# START OF STORED RECORDS

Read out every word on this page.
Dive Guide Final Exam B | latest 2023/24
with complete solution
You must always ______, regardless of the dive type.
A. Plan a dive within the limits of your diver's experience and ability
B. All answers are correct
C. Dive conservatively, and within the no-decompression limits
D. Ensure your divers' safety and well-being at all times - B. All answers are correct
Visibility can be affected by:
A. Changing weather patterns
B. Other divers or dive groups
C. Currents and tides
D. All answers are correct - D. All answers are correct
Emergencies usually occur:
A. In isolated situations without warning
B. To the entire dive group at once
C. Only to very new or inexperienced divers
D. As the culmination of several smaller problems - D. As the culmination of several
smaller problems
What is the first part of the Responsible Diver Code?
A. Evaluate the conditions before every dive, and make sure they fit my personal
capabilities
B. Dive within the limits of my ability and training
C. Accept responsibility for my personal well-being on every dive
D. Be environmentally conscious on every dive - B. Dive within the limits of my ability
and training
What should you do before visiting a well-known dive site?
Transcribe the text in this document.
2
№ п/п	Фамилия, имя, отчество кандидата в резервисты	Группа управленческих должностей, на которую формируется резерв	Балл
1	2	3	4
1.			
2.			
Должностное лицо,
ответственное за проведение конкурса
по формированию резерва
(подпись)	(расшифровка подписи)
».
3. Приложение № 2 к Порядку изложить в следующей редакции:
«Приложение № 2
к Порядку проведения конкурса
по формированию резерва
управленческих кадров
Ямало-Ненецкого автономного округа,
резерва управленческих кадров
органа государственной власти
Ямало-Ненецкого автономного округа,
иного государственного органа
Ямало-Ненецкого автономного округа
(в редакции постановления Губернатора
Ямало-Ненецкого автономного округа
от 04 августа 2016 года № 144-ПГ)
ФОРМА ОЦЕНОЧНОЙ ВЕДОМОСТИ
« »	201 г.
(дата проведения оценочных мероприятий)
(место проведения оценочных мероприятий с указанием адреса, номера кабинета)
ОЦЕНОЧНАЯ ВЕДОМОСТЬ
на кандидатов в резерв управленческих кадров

# END OF STORED RECORDS

#### [TO DO]
Each line above must be printed exactly as it appears.

#### [IN RESPONSE]
Read out every word on this page.
Dive Guide Final Exam B | latest 2023/24
with complete solution
You must always ______, regardless of the dive type.
A. Plan a dive within the limits of your diver's experience and ability
B. All answers are correct
C. Dive conservatively, and within the no-decompression limits
D. Ensure your divers' safety and well-being at all times - B. All answers are correct
Visibility can be affected by:
A. Changing weather patterns
B. Other divers or dive groups
C. Currents and tides
D. All answers are correct - D. All answers are correct
Emergencies usually occur:
A. In isolated situations without warning
B. To the entire dive group at once
C. Only to very new or inexperienced divers
D. As the culmination of several smaller problems - D. As the culmination of several
smaller problems
What is the first part of the Responsible Diver Code?
A. Evaluate the conditions before every dive, and make sure they fit my personal
capabilities
B. Dive within the limits of my ability and training
C. Accept responsibility for my personal well-being on every dive
D. Be environmentally conscious on every dive - B. Dive within the limits of my ability
and training
What should you do before visiting a well-known dive site?
Transcribe the text in this document.
2
№ п/п	Фамилия, имя, отчество кандидата в резервисты	Группа управленческих должностей, на которую формируется резерв	Балл
1	2	3	4
1.			
2.			
Должностное лицо,
ответственное за проведение конкурса
по формированию резерва
(подпись)	(расшифровка подписи)
».
3. Приложение № 2 к Порядку изложить в следующей редакции:
«Приложение № 2
к Порядку проведения конкурса
по формированию резерва
управленческих кадров
Ямало-Ненецкого автономного округа,
резерва управленческих кадров
органа государственной власти
Ямало-Ненецкого автономного округа,
иного государственного органа
Ямало-Ненецкого автономного округа
(в редакции постановления Губернатора
Ямало-Ненецкого автономного округа
от 04 августа 2016 года № 144-ПГ)
ФОРМА ОЦЕНОЧНОЙ ВЕДОМОСТИ
« »	201 г.
(дата проведения оценочных мероприятий)
(место проведения оценочных мероприятий с указанием адреса, номера кабинета)
ОЦЕНОЧНАЯ ВЕДОМОСТЬ
на кандидатов в резерв управленческих кадров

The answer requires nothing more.